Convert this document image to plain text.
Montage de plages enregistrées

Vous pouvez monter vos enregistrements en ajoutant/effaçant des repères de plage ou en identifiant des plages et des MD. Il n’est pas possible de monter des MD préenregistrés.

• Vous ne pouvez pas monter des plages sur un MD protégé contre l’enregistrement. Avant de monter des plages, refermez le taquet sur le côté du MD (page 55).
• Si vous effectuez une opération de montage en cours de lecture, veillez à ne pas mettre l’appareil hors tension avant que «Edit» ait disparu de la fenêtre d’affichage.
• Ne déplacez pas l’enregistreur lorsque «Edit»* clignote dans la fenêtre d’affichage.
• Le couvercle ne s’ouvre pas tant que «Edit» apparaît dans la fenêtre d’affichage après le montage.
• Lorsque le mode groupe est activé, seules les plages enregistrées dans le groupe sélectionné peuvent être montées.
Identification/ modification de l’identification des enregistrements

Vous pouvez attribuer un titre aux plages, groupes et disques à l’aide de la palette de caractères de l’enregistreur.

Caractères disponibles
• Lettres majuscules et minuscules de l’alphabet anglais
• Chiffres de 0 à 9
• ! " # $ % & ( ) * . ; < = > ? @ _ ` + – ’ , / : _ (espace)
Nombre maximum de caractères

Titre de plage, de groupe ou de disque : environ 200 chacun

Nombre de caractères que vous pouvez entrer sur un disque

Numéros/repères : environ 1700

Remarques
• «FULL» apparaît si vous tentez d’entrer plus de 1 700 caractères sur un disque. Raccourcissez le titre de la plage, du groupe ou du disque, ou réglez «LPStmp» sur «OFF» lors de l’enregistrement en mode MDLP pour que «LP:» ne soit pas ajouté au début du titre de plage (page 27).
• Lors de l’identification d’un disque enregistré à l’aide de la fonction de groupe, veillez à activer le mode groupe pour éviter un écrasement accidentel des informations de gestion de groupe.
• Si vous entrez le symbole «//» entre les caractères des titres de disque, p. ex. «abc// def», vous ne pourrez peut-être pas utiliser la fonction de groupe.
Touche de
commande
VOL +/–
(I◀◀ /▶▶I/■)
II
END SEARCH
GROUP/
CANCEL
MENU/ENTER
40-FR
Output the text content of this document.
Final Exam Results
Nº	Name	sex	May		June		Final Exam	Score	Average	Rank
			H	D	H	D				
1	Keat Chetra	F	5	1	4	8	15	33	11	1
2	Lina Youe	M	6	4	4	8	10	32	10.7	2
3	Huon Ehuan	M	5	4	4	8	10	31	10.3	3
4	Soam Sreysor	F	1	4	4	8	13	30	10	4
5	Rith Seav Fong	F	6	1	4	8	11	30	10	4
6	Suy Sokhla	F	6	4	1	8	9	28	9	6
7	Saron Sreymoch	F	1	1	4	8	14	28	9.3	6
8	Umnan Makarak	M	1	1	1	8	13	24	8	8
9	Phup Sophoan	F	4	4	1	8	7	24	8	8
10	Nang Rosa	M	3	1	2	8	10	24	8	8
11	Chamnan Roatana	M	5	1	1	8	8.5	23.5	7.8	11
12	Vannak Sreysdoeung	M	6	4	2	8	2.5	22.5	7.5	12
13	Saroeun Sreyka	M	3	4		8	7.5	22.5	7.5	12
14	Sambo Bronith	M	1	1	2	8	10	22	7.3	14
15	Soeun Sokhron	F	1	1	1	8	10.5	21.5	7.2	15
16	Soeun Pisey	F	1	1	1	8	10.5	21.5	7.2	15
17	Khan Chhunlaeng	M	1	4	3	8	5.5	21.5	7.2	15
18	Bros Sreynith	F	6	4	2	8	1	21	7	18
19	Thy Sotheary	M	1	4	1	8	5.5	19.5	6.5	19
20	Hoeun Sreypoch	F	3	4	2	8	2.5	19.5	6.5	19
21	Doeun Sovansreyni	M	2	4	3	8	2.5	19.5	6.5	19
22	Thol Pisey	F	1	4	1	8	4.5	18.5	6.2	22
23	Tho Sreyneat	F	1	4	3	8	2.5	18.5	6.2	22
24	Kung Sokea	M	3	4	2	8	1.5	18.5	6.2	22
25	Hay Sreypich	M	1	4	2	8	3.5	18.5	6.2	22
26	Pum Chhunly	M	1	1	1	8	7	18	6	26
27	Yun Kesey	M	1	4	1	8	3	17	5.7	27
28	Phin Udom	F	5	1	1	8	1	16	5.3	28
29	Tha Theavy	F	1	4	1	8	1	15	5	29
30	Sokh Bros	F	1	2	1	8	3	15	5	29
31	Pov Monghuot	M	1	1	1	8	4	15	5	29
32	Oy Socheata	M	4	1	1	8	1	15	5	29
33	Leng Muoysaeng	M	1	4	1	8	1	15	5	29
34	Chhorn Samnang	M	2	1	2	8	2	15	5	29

- Objective -
Using the listing above, reproduce each line without omission.

- Final result -
Convert this document image to plain text.
Montage de plages enregistrées

Vous pouvez monter vos enregistrements en ajoutant/effaçant des repères de plage ou en identifiant des plages et des MD. Il n’est pas possible de monter des MD préenregistrés.

• Vous ne pouvez pas monter des plages sur un MD protégé contre l’enregistrement. Avant de monter des plages, refermez le taquet sur le côté du MD (page 55).
• Si vous effectuez une opération de montage en cours de lecture, veillez à ne pas mettre l’appareil hors tension avant que «Edit» ait disparu de la fenêtre d’affichage.
• Ne déplacez pas l’enregistreur lorsque «Edit»* clignote dans la fenêtre d’affichage.
• Le couvercle ne s’ouvre pas tant que «Edit» apparaît dans la fenêtre d’affichage après le montage.
• Lorsque le mode groupe est activé, seules les plages enregistrées dans le groupe sélectionné peuvent être montées.
Identification/ modification de l’identification des enregistrements

Vous pouvez attribuer un titre aux plages, groupes et disques à l’aide de la palette de caractères de l’enregistreur.

Caractères disponibles
• Lettres majuscules et minuscules de l’alphabet anglais
• Chiffres de 0 à 9
• ! " # $ % & ( ) * . ; < = > ? @ _ ` + – ’ , / : _ (espace)
Nombre maximum de caractères

Titre de plage, de groupe ou de disque : environ 200 chacun

Nombre de caractères que vous pouvez entrer sur un disque

Numéros/repères : environ 1700

Remarques
• «FULL» apparaît si vous tentez d’entrer plus de 1 700 caractères sur un disque. Raccourcissez le titre de la plage, du groupe ou du disque, ou réglez «LPStmp» sur «OFF» lors de l’enregistrement en mode MDLP pour que «LP:» ne soit pas ajouté au début du titre de plage (page 27).
• Lors de l’identification d’un disque enregistré à l’aide de la fonction de groupe, veillez à activer le mode groupe pour éviter un écrasement accidentel des informations de gestion de groupe.
• Si vous entrez le symbole «//» entre les caractères des titres de disque, p. ex. «abc// def», vous ne pourrez peut-être pas utiliser la fonction de groupe.
Touche de
commande
VOL +/–
(I◀◀ /▶▶I/■)
II
END SEARCH
GROUP/
CANCEL
MENU/ENTER
40-FR
Output the text content of this document.
Final Exam Results
Nº	Name	sex	May		June		Final Exam	Score	Average	Rank
			H	D	H	D				
1	Keat Chetra	F	5	1	4	8	15	33	11	1
2	Lina Youe	M	6	4	4	8	10	32	10.7	2
3	Huon Ehuan	M	5	4	4	8	10	31	10.3	3
4	Soam Sreysor	F	1	4	4	8	13	30	10	4
5	Rith Seav Fong	F	6	1	4	8	11	30	10	4
6	Suy Sokhla	F	6	4	1	8	9	28	9	6
7	Saron Sreymoch	F	1	1	4	8	14	28	9.3	6
8	Umnan Makarak	M	1	1	1	8	13	24	8	8
9	Phup Sophoan	F	4	4	1	8	7	24	8	8
10	Nang Rosa	M	3	1	2	8	10	24	8	8
11	Chamnan Roatana	M	5	1	1	8	8.5	23.5	7.8	11
12	Vannak Sreysdoeung	M	6	4	2	8	2.5	22.5	7.5	12
13	Saroeun Sreyka	M	3	4		8	7.5	22.5	7.5	12
14	Sambo Bronith	M	1	1	2	8	10	22	7.3	14
15	Soeun Sokhron	F	1	1	1	8	10.5	21.5	7.2	15
16	Soeun Pisey	F	1	1	1	8	10.5	21.5	7.2	15
17	Khan Chhunlaeng	M	1	4	3	8	5.5	21.5	7.2	15
18	Bros Sreynith	F	6	4	2	8	1	21	7	18
19	Thy Sotheary	M	1	4	1	8	5.5	19.5	6.5	19
20	Hoeun Sreypoch	F	3	4	2	8	2.5	19.5	6.5	19
21	Doeun Sovansreyni	M	2	4	3	8	2.5	19.5	6.5	19
22	Thol Pisey	F	1	4	1	8	4.5	18.5	6.2	22
23	Tho Sreyneat	F	1	4	3	8	2.5	18.5	6.2	22
24	Kung Sokea	M	3	4	2	8	1.5	18.5	6.2	22
25	Hay Sreypich	M	1	4	2	8	3.5	18.5	6.2	22
26	Pum Chhunly	M	1	1	1	8	7	18	6	26
27	Yun Kesey	M	1	4	1	8	3	17	5.7	27
28	Phin Udom	F	5	1	1	8	1	16	5.3	28
29	Tha Theavy	F	1	4	1	8	1	15	5	29
30	Sokh Bros	F	1	2	1	8	3	15	5	29
31	Pov Monghuot	M	1	1	1	8	4	15	5	29
32	Oy Socheata	M	4	1	1	8	1	15	5	29
33	Leng Muoysaeng	M	1	4	1	8	1	15	5	29
34	Chhorn Samnang	M	2	1	2	8	2	15	5	29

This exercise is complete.